▶ [Task description] Write out every entry word for word.

Records that describe figures

╭──

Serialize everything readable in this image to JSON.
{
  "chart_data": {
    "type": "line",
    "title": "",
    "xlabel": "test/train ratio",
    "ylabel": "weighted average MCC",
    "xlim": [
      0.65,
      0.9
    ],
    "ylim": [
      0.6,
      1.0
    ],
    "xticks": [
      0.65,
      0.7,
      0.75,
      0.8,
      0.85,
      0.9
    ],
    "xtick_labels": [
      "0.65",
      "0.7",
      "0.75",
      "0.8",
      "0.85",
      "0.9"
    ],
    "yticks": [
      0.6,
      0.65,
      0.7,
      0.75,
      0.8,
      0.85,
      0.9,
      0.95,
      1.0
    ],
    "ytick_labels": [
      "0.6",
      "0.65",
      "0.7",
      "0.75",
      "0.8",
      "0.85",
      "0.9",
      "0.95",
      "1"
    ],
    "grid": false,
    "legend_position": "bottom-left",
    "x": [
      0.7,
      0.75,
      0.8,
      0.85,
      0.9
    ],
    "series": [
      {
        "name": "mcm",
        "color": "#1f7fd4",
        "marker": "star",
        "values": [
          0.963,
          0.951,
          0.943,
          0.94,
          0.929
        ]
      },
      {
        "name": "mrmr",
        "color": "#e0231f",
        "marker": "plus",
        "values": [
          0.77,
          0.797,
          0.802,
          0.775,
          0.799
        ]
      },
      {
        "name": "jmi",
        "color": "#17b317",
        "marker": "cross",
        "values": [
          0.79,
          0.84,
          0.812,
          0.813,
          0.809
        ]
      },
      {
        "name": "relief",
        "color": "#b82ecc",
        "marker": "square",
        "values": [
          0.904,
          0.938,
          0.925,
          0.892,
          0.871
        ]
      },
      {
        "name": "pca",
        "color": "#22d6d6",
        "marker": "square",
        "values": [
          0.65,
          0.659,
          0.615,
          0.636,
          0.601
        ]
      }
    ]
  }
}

╰──

▶ [Exercise output]
Serialize everything readable in this image to JSON.
{
  "chart_data": {
    "type": "line",
    "title": "",
    "xlabel": "test/train ratio",
    "ylabel": "weighted average MCC",
    "xlim": [
      0.65,
      0.9
    ],
    "ylim": [
      0.6,
      1.0
    ],
    "xticks": [
      0.65,
      0.7,
      0.75,
      0.8,
      0.85,
      0.9
    ],
    "xtick_labels": [
      "0.65",
      "0.7",
      "0.75",
      "0.8",
      "0.85",
      "0.9"
    ],
    "yticks": [
      0.6,
      0.65,
      0.7,
      0.75,
      0.8,
      0.85,
      0.9,
      0.95,
      1.0
    ],
    "ytick_labels": [
      "0.6",
      "0.65",
      "0.7",
      "0.75",
      "0.8",
      "0.85",
      "0.9",
      "0.95",
      "1"
    ],
    "grid": false,
    "legend_position": "bottom-left",
    "x": [
      0.7,
      0.75,
      0.8,
      0.85,
      0.9
    ],
    "series": [
      {
        "name": "mcm",
        "color": "#1f7fd4",
        "marker": "star",
        "values": [
          0.963,
          0.951,
          0.943,
          0.94,
          0.929
        ]
      },
      {
        "name": "mrmr",
        "color": "#e0231f",
        "marker": "plus",
        "values": [
          0.77,
          0.797,
          0.802,
          0.775,
          0.799
        ]
      },
      {
        "name": "jmi",
        "color": "#17b317",
        "marker": "cross",
        "values": [
          0.79,
          0.84,
          0.812,
          0.813,
          0.809
        ]
      },
      {
        "name": "relief",
        "color": "#b82ecc",
        "marker": "square",
        "values": [
          0.904,
          0.938,
          0.925,
          0.892,
          0.871
        ]
      },
      {
        "name": "pca",
        "color": "#22d6d6",
        "marker": "square",
        "values": [
          0.65,
          0.659,
          0.615,
          0.636,
          0.601
        ]
      }
    ]
  }
}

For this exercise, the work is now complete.